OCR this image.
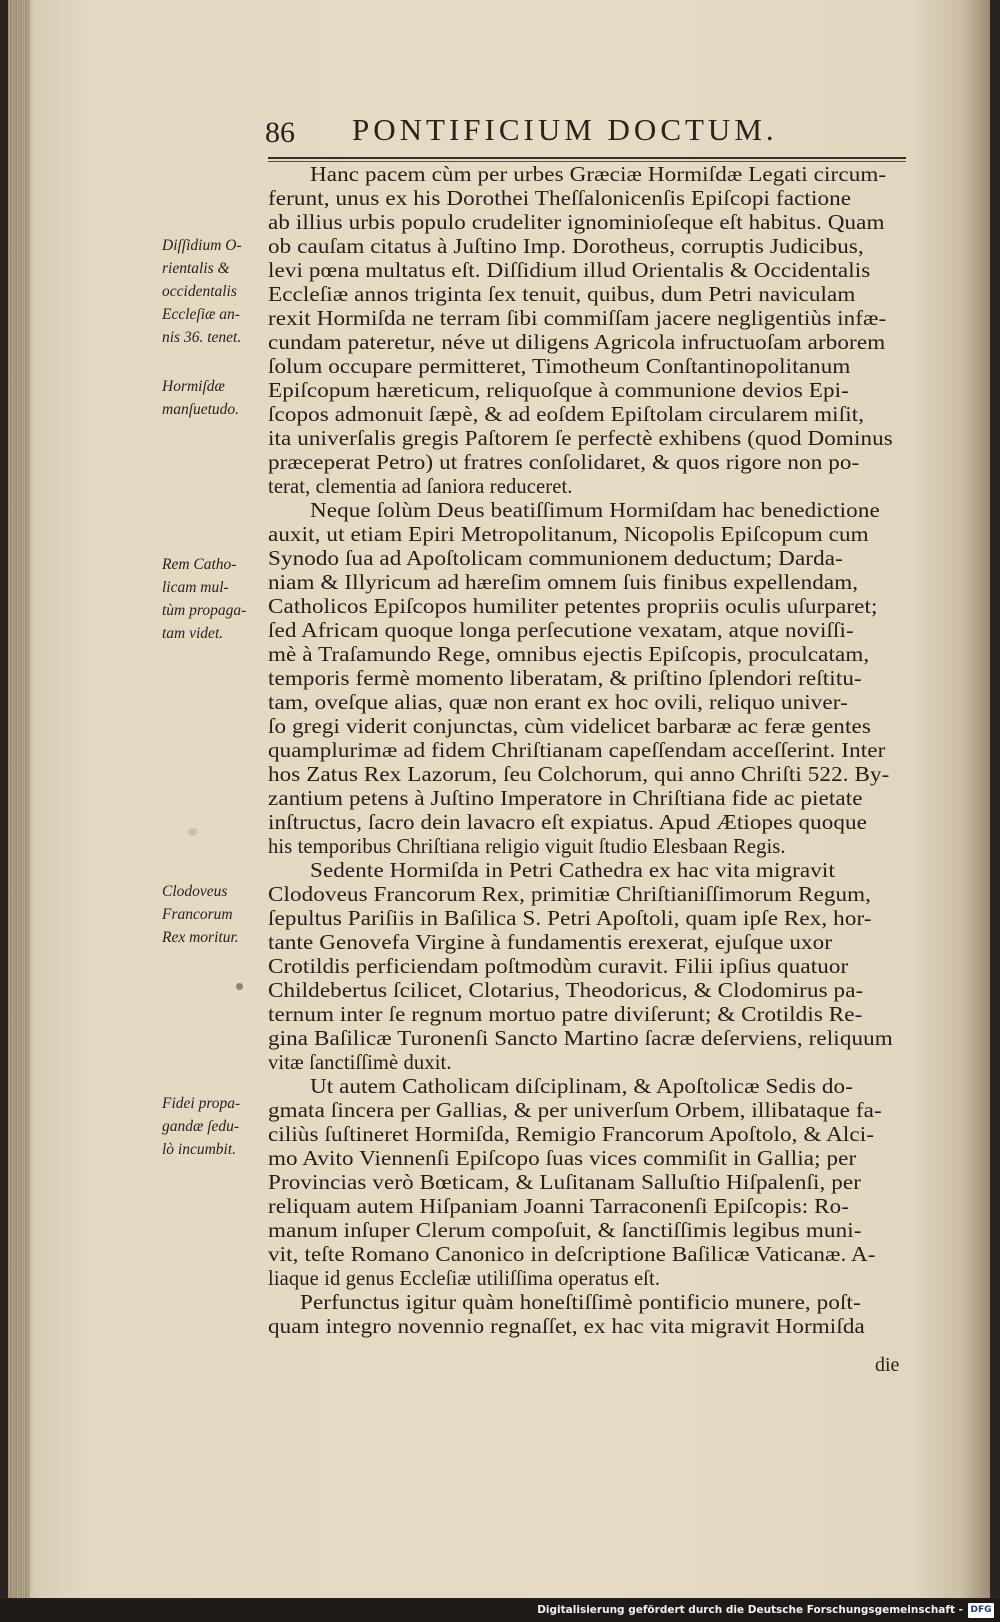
86 PONTIFICIUM DOCTUM.
Hanc pacem cùm per urbes Græciæ Hormiſdæ Legati circum-
ferunt, unus ex his Dorothei Theſſalonicenſis Epiſcopi factione
ab illius urbis populo crudeliter ignominioſeque eſt habitus. Quam
ob cauſam citatus à Juſtino Imp. Dorotheus, corruptis Judicibus,
levi pœna multatus eſt. Diſſidium illud Orientalis & Occidentalis
Eccleſiæ annos triginta ſex tenuit, quibus, dum Petri naviculam
rexit Hormiſda ne terram ſibi commiſſam jacere negligentiùs infæ-
cundam pateretur, néve ut diligens Agricola infructuoſam arborem
ſolum occupare permitteret, Timotheum Conſtantinopolitanum
Epiſcopum hæreticum, reliquoſque à communione devios Epi-
ſcopos admonuit ſæpè, & ad eoſdem Epiſtolam circularem miſit,
ita univerſalis gregis Paſtorem ſe perfectè exhibens (quod Dominus
præceperat Petro) ut fratres conſolidaret, & quos rigore non po-
terat, clementia ad ſaniora reduceret.
Neque ſolùm Deus beatiſſimum Hormiſdam hac benedictione
auxit, ut etiam Epiri Metropolitanum, Nicopolis Epiſcopum cum
Synodo ſua ad Apoſtolicam communionem deductum; Darda-
niam & Illyricum ad hæreſim omnem ſuis finibus expellendam,
Catholicos Epiſcopos humiliter petentes propriis oculis uſurparet;
ſed Africam quoque longa perſecutione vexatam, atque noviſſi-
mè à Traſamundo Rege, omnibus ejectis Epiſcopis, proculcatam,
temporis fermè momento liberatam, & priſtino ſplendori reſtitu-
tam, oveſque alias, quæ non erant ex hoc ovili, reliquo univer-
ſo gregi viderit conjunctas, cùm videlicet barbaræ ac feræ gentes
quamplurimæ ad fidem Chriſtianam capeſſendam acceſſerint. Inter
hos Zatus Rex Lazorum, ſeu Colchorum, qui anno Chriſti 522. By-
zantium petens à Juſtino Imperatore in Chriſtiana fide ac pietate
inſtructus, ſacro dein lavacro eſt expiatus. Apud Ætiopes quoque
his temporibus Chriſtiana religio viguit ſtudio Elesbaan Regis.
Sedente Hormiſda in Petri Cathedra ex hac vita migravit
Clodoveus Francorum Rex, primitiæ Chriſtianiſſimorum Regum,
ſepultus Pariſiis in Baſilica S. Petri Apoſtoli, quam ipſe Rex, hor-
tante Genovefa Virgine à fundamentis erexerat, ejuſque uxor
Crotildis perficiendam poſtmodùm curavit. Filii ipſius quatuor
Childebertus ſcilicet, Clotarius, Theodoricus, & Clodomirus pa-
ternum inter ſe regnum mortuo patre diviſerunt; & Crotildis Re-
gina Baſilicæ Turonenſi Sancto Martino ſacræ deſerviens, reliquum
vitæ ſanctiſſimè duxit.
Ut autem Catholicam diſciplinam, & Apoſtolicæ Sedis do-
gmata ſincera per Gallias, & per univerſum Orbem, illibataque fa-
ciliùs ſuſtineret Hormiſda, Remigio Francorum Apoſtolo, & Alci-
mo Avito Viennenſi Epiſcopo ſuas vices commiſit in Gallia; per
Provincias verò Bœticam, & Luſitanam Salluſtio Hiſpalenſi, per
reliquam autem Hiſpaniam Joanni Tarraconenſi Epiſcopis: Ro-
manum inſuper Clerum compoſuit, & ſanctiſſimis legibus muni-
vit, teſte Romano Canonico in deſcriptione Baſilicæ Vaticanæ. A-
liaque id genus Eccleſiæ utiliſſima operatus eſt.
Perfunctus igitur quàm honeſtiſſimè pontificio munere, poſt-
quam integro novennio regnaſſet, ex hac vita migravit Hormiſda
Diſſidium O-
rientalis &
occidentalis
Eccleſiæ an-
nis 36. tenet.
Hormiſdæ
manſuetudo.
Rem Catho-
licam mul-
tùm propaga-
tam videt.
Clodoveus
Francorum
Rex moritur.
Fidei propa-
gandæ ſedu-
lò incumbit.
die
Digitalisierung gefördert durch die Deutsche Forschungsgemeinschaft - DFG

==*==

Exercise instructions
Extract the full listing exactly, with the pictures left out.

Result for this task
OCR this image.
86 PONTIFICIUM DOCTUM.
Hanc pacem cùm per urbes Græciæ Hormiſdæ Legati circum-
ferunt, unus ex his Dorothei Theſſalonicenſis Epiſcopi factione
ab illius urbis populo crudeliter ignominioſeque eſt habitus. Quam
ob cauſam citatus à Juſtino Imp. Dorotheus, corruptis Judicibus,
levi pœna multatus eſt. Diſſidium illud Orientalis & Occidentalis
Eccleſiæ annos triginta ſex tenuit, quibus, dum Petri naviculam
rexit Hormiſda ne terram ſibi commiſſam jacere negligentiùs infæ-
cundam pateretur, néve ut diligens Agricola infructuoſam arborem
ſolum occupare permitteret, Timotheum Conſtantinopolitanum
Epiſcopum hæreticum, reliquoſque à communione devios Epi-
ſcopos admonuit ſæpè, & ad eoſdem Epiſtolam circularem miſit,
ita univerſalis gregis Paſtorem ſe perfectè exhibens (quod Dominus
præceperat Petro) ut fratres conſolidaret, & quos rigore non po-
terat, clementia ad ſaniora reduceret.
Neque ſolùm Deus beatiſſimum Hormiſdam hac benedictione
auxit, ut etiam Epiri Metropolitanum, Nicopolis Epiſcopum cum
Synodo ſua ad Apoſtolicam communionem deductum; Darda-
niam & Illyricum ad hæreſim omnem ſuis finibus expellendam,
Catholicos Epiſcopos humiliter petentes propriis oculis uſurparet;
ſed Africam quoque longa perſecutione vexatam, atque noviſſi-
mè à Traſamundo Rege, omnibus ejectis Epiſcopis, proculcatam,
temporis fermè momento liberatam, & priſtino ſplendori reſtitu-
tam, oveſque alias, quæ non erant ex hoc ovili, reliquo univer-
ſo gregi viderit conjunctas, cùm videlicet barbaræ ac feræ gentes
quamplurimæ ad fidem Chriſtianam capeſſendam acceſſerint. Inter
hos Zatus Rex Lazorum, ſeu Colchorum, qui anno Chriſti 522. By-
zantium petens à Juſtino Imperatore in Chriſtiana fide ac pietate
inſtructus, ſacro dein lavacro eſt expiatus. Apud Ætiopes quoque
his temporibus Chriſtiana religio viguit ſtudio Elesbaan Regis.
Sedente Hormiſda in Petri Cathedra ex hac vita migravit
Clodoveus Francorum Rex, primitiæ Chriſtianiſſimorum Regum,
ſepultus Pariſiis in Baſilica S. Petri Apoſtoli, quam ipſe Rex, hor-
tante Genovefa Virgine à fundamentis erexerat, ejuſque uxor
Crotildis perficiendam poſtmodùm curavit. Filii ipſius quatuor
Childebertus ſcilicet, Clotarius, Theodoricus, & Clodomirus pa-
ternum inter ſe regnum mortuo patre diviſerunt; & Crotildis Re-
gina Baſilicæ Turonenſi Sancto Martino ſacræ deſerviens, reliquum
vitæ ſanctiſſimè duxit.
Ut autem Catholicam diſciplinam, & Apoſtolicæ Sedis do-
gmata ſincera per Gallias, & per univerſum Orbem, illibataque fa-
ciliùs ſuſtineret Hormiſda, Remigio Francorum Apoſtolo, & Alci-
mo Avito Viennenſi Epiſcopo ſuas vices commiſit in Gallia; per
Provincias verò Bœticam, & Luſitanam Salluſtio Hiſpalenſi, per
reliquam autem Hiſpaniam Joanni Tarraconenſi Epiſcopis: Ro-
manum inſuper Clerum compoſuit, & ſanctiſſimis legibus muni-
vit, teſte Romano Canonico in deſcriptione Baſilicæ Vaticanæ. A-
liaque id genus Eccleſiæ utiliſſima operatus eſt.
Perfunctus igitur quàm honeſtiſſimè pontificio munere, poſt-
quam integro novennio regnaſſet, ex hac vita migravit Hormiſda
Diſſidium O-
rientalis &
occidentalis
Eccleſiæ an-
nis 36. tenet.
Hormiſdæ
manſuetudo.
Rem Catho-
licam mul-
tùm propaga-
tam videt.
Clodoveus
Francorum
Rex moritur.
Fidei propa-
gandæ ſedu-
lò incumbit.
die
Digitalisierung gefördert durch die Deutsche Forschungsgemeinschaft - DFG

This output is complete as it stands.